» **WHAT IS NEEDED**: Below are some records; reproduce every one of them exactly.

» **PROVIDED RECORDS**:
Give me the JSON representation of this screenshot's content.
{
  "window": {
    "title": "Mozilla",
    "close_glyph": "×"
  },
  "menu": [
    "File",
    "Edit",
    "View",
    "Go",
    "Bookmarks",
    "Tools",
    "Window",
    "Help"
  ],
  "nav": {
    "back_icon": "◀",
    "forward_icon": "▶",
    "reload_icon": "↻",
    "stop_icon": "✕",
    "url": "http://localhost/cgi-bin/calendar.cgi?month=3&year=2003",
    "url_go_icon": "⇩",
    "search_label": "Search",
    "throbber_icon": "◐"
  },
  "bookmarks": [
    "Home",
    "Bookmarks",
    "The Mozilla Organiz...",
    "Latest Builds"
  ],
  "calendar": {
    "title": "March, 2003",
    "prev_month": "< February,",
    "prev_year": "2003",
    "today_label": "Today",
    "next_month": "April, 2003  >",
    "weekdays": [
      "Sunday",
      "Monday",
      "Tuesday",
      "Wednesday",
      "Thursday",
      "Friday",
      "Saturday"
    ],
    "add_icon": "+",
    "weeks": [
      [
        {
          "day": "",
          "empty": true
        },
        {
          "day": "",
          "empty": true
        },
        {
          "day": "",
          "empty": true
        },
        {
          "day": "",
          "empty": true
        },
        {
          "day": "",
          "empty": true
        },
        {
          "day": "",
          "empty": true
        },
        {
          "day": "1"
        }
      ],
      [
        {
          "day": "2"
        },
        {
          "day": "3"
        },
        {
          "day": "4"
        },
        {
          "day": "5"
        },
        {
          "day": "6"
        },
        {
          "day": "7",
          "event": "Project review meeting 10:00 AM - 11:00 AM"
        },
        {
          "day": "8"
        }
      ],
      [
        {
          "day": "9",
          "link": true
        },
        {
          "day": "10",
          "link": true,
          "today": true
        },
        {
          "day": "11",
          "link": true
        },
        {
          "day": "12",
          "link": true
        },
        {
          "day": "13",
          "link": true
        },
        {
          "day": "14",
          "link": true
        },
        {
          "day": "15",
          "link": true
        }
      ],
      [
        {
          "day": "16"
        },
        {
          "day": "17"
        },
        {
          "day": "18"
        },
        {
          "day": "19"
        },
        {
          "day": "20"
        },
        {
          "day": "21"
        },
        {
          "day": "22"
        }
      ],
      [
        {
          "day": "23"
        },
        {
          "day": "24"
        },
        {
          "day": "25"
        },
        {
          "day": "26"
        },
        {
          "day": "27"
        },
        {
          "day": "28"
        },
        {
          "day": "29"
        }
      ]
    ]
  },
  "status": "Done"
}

» **FINISHED EXERCISE**:
Give me the JSON representation of this screenshot's content.
{
  "window": {
    "title": "Mozilla",
    "close_glyph": "×"
  },
  "menu": [
    "File",
    "Edit",
    "View",
    "Go",
    "Bookmarks",
    "Tools",
    "Window",
    "Help"
  ],
  "nav": {
    "back_icon": "◀",
    "forward_icon": "▶",
    "reload_icon": "↻",
    "stop_icon": "✕",
    "url": "http://localhost/cgi-bin/calendar.cgi?month=3&year=2003",
    "url_go_icon": "⇩",
    "search_label": "Search",
    "throbber_icon": "◐"
  },
  "bookmarks": [
    "Home",
    "Bookmarks",
    "The Mozilla Organiz...",
    "Latest Builds"
  ],
  "calendar": {
    "title": "March, 2003",
    "prev_month": "< February,",
    "prev_year": "2003",
    "today_label": "Today",
    "next_month": "April, 2003  >",
    "weekdays": [
      "Sunday",
      "Monday",
      "Tuesday",
      "Wednesday",
      "Thursday",
      "Friday",
      "Saturday"
    ],
    "add_icon": "+",
    "weeks": [
      [
        {
          "day": "",
          "empty": true
        },
        {
          "day": "",
          "empty": true
        },
        {
          "day": "",
          "empty": true
        },
        {
          "day": "",
          "empty": true
        },
        {
          "day": "",
          "empty": true
        },
        {
          "day": "",
          "empty": true
        },
        {
          "day": "1"
        }
      ],
      [
        {
          "day": "2"
        },
        {
          "day": "3"
        },
        {
          "day": "4"
        },
        {
          "day": "5"
        },
        {
          "day": "6"
        },
        {
          "day": "7",
          "event": "Project review meeting 10:00 AM - 11:00 AM"
        },
        {
          "day": "8"
        }
      ],
      [
        {
          "day": "9",
          "link": true
        },
        {
          "day": "10",
          "link": true,
          "today": true
        },
        {
          "day": "11",
          "link": true
        },
        {
          "day": "12",
          "link": true
        },
        {
          "day": "13",
          "link": true
        },
        {
          "day": "14",
          "link": true
        },
        {
          "day": "15",
          "link": true
        }
      ],
      [
        {
          "day": "16"
        },
        {
          "day": "17"
        },
        {
          "day": "18"
        },
        {
          "day": "19"
        },
        {
          "day": "20"
        },
        {
          "day": "21"
        },
        {
          "day": "22"
        }
      ],
      [
        {
          "day": "23"
        },
        {
          "day": "24"
        },
        {
          "day": "25"
        },
        {
          "day": "26"
        },
        {
          "day": "27"
        },
        {
          "day": "28"
        },
        {
          "day": "29"
        }
      ]
    ]
  },
  "status": "Done"
}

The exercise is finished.